Transcribe all of the material below word for word and leave out its pictures.

(Rows from a dataset)
>>>

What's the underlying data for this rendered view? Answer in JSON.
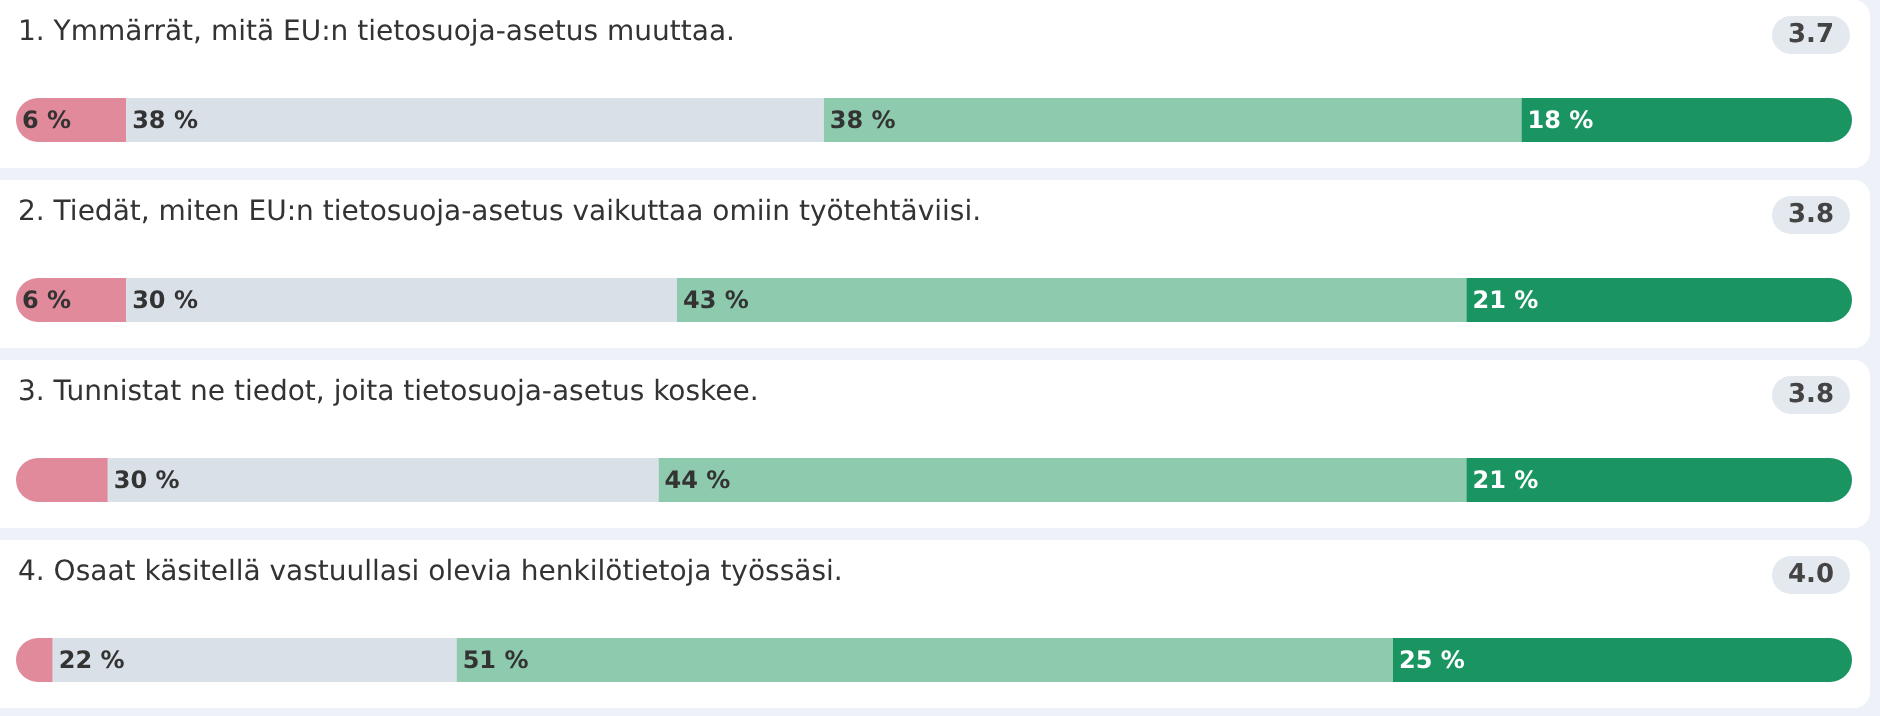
{
  "chart_data": [
    {
      "type": "bar",
      "orientation": "horizontal",
      "stacked": true,
      "title": "1. Ymmärrät, mitä EU:n tietosuoja-asetus muuttaa.",
      "annotations": [
        "3.7"
      ],
      "categories": [
        null
      ],
      "xlim": [
        0,
        100
      ],
      "tick_labels": false,
      "series": [
        {
          "color": "#e08a9b",
          "values": [
            6
          ],
          "value_labels": [
            "6 %"
          ]
        },
        {
          "color": "#d9e0e8",
          "values": [
            38
          ],
          "value_labels": [
            "38 %"
          ]
        },
        {
          "color": "#8dcaae",
          "values": [
            38
          ],
          "value_labels": [
            "38 %"
          ]
        },
        {
          "color": "#1a9461",
          "values": [
            18
          ],
          "value_labels": [
            "18 %"
          ]
        }
      ]
    },
    {
      "type": "bar",
      "orientation": "horizontal",
      "stacked": true,
      "title": "2. Tiedät, miten EU:n tietosuoja-asetus vaikuttaa omiin työtehtäviisi.",
      "annotations": [
        "3.8"
      ],
      "categories": [
        null
      ],
      "xlim": [
        0,
        100
      ],
      "tick_labels": false,
      "series": [
        {
          "color": "#e08a9b",
          "values": [
            6
          ],
          "value_labels": [
            "6 %"
          ]
        },
        {
          "color": "#d9e0e8",
          "values": [
            30
          ],
          "value_labels": [
            "30 %"
          ]
        },
        {
          "color": "#8dcaae",
          "values": [
            43
          ],
          "value_labels": [
            "43 %"
          ]
        },
        {
          "color": "#1a9461",
          "values": [
            21
          ],
          "value_labels": [
            "21 %"
          ]
        }
      ]
    },
    {
      "type": "bar",
      "orientation": "horizontal",
      "stacked": true,
      "title": "3. Tunnistat ne tiedot, joita tietosuoja-asetus koskee.",
      "annotations": [
        "3.8"
      ],
      "categories": [
        null
      ],
      "xlim": [
        0,
        100
      ],
      "tick_labels": false,
      "series": [
        {
          "color": "#e08a9b",
          "values": [
            5
          ],
          "value_labels": [
            null
          ]
        },
        {
          "color": "#d9e0e8",
          "values": [
            30
          ],
          "value_labels": [
            "30 %"
          ]
        },
        {
          "color": "#8dcaae",
          "values": [
            44
          ],
          "value_labels": [
            "44 %"
          ]
        },
        {
          "color": "#1a9461",
          "values": [
            21
          ],
          "value_labels": [
            "21 %"
          ]
        }
      ]
    },
    {
      "type": "bar",
      "orientation": "horizontal",
      "stacked": true,
      "title": "4. Osaat käsitellä vastuullasi olevia henkilötietoja työssäsi.",
      "annotations": [
        "4.0"
      ],
      "categories": [
        null
      ],
      "xlim": [
        0,
        100
      ],
      "tick_labels": false,
      "series": [
        {
          "color": "#e08a9b",
          "values": [
            2
          ],
          "value_labels": [
            null
          ]
        },
        {
          "color": "#d9e0e8",
          "values": [
            22
          ],
          "value_labels": [
            "22 %"
          ]
        },
        {
          "color": "#8dcaae",
          "values": [
            51
          ],
          "value_labels": [
            "51 %"
          ]
        },
        {
          "color": "#1a9461",
          "values": [
            25
          ],
          "value_labels": [
            "25 %"
          ]
        }
      ]
    }
  ]
}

<<<

RESPONSE FOR THIS EXERCISE =
What's the underlying data for this rendered view? Answer in JSON.
{
  "chart_data": [
    {
      "type": "bar",
      "orientation": "horizontal",
      "stacked": true,
      "title": "1. Ymmärrät, mitä EU:n tietosuoja-asetus muuttaa.",
      "annotations": [
        "3.7"
      ],
      "categories": [
        null
      ],
      "xlim": [
        0,
        100
      ],
      "tick_labels": false,
      "series": [
        {
          "color": "#e08a9b",
          "values": [
            6
          ],
          "value_labels": [
            "6 %"
          ]
        },
        {
          "color": "#d9e0e8",
          "values": [
            38
          ],
          "value_labels": [
            "38 %"
          ]
        },
        {
          "color": "#8dcaae",
          "values": [
            38
          ],
          "value_labels": [
            "38 %"
          ]
        },
        {
          "color": "#1a9461",
          "values": [
            18
          ],
          "value_labels": [
            "18 %"
          ]
        }
      ]
    },
    {
      "type": "bar",
      "orientation": "horizontal",
      "stacked": true,
      "title": "2. Tiedät, miten EU:n tietosuoja-asetus vaikuttaa omiin työtehtäviisi.",
      "annotations": [
        "3.8"
      ],
      "categories": [
        null
      ],
      "xlim": [
        0,
        100
      ],
      "tick_labels": false,
      "series": [
        {
          "color": "#e08a9b",
          "values": [
            6
          ],
          "value_labels": [
            "6 %"
          ]
        },
        {
          "color": "#d9e0e8",
          "values": [
            30
          ],
          "value_labels": [
            "30 %"
          ]
        },
        {
          "color": "#8dcaae",
          "values": [
            43
          ],
          "value_labels": [
            "43 %"
          ]
        },
        {
          "color": "#1a9461",
          "values": [
            21
          ],
          "value_labels": [
            "21 %"
          ]
        }
      ]
    },
    {
      "type": "bar",
      "orientation": "horizontal",
      "stacked": true,
      "title": "3. Tunnistat ne tiedot, joita tietosuoja-asetus koskee.",
      "annotations": [
        "3.8"
      ],
      "categories": [
        null
      ],
      "xlim": [
        0,
        100
      ],
      "tick_labels": false,
      "series": [
        {
          "color": "#e08a9b",
          "values": [
            5
          ],
          "value_labels": [
            null
          ]
        },
        {
          "color": "#d9e0e8",
          "values": [
            30
          ],
          "value_labels": [
            "30 %"
          ]
        },
        {
          "color": "#8dcaae",
          "values": [
            44
          ],
          "value_labels": [
            "44 %"
          ]
        },
        {
          "color": "#1a9461",
          "values": [
            21
          ],
          "value_labels": [
            "21 %"
          ]
        }
      ]
    },
    {
      "type": "bar",
      "orientation": "horizontal",
      "stacked": true,
      "title": "4. Osaat käsitellä vastuullasi olevia henkilötietoja työssäsi.",
      "annotations": [
        "4.0"
      ],
      "categories": [
        null
      ],
      "xlim": [
        0,
        100
      ],
      "tick_labels": false,
      "series": [
        {
          "color": "#e08a9b",
          "values": [
            2
          ],
          "value_labels": [
            null
          ]
        },
        {
          "color": "#d9e0e8",
          "values": [
            22
          ],
          "value_labels": [
            "22 %"
          ]
        },
        {
          "color": "#8dcaae",
          "values": [
            51
          ],
          "value_labels": [
            "51 %"
          ]
        },
        {
          "color": "#1a9461",
          "values": [
            25
          ],
          "value_labels": [
            "25 %"
          ]
        }
      ]
    }
  ]
}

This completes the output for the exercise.